[Stored entries]
▼
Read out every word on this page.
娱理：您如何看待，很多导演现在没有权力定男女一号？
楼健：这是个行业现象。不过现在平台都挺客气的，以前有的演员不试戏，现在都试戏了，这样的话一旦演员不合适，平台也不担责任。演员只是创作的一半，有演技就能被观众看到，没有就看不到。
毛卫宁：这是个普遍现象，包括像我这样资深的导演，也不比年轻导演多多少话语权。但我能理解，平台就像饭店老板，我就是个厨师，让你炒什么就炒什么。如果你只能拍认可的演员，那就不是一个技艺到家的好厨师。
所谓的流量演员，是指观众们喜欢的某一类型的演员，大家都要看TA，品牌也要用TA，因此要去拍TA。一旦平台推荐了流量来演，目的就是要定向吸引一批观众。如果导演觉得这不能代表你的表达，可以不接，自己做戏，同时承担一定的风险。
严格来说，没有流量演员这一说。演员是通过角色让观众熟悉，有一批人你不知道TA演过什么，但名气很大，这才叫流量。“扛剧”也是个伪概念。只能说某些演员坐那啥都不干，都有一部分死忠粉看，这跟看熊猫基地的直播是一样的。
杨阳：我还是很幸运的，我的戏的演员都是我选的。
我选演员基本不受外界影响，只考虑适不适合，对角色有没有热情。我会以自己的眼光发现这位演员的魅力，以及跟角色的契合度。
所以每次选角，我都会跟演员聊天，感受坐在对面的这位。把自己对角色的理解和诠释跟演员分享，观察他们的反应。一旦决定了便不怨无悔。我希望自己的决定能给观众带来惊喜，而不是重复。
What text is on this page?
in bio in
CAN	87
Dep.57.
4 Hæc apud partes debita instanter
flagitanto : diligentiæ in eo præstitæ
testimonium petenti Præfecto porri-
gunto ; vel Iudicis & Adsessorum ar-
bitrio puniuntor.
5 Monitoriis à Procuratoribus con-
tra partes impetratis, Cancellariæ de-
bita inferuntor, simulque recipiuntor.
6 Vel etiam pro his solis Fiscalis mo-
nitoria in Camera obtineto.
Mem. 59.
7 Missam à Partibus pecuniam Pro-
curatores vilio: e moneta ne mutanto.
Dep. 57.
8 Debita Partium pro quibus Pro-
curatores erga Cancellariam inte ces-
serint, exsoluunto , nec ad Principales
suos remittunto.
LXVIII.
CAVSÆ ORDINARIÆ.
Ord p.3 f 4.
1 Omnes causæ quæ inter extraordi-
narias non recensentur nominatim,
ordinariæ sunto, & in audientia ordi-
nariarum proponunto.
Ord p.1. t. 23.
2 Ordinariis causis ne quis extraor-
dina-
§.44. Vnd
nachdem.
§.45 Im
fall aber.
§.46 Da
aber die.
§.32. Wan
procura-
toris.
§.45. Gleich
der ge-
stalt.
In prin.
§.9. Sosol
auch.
▲
* _Stated problem_:
Determine how many lines of the listing above include the word "page", and report that number only.

* _Result of the exercise_:
2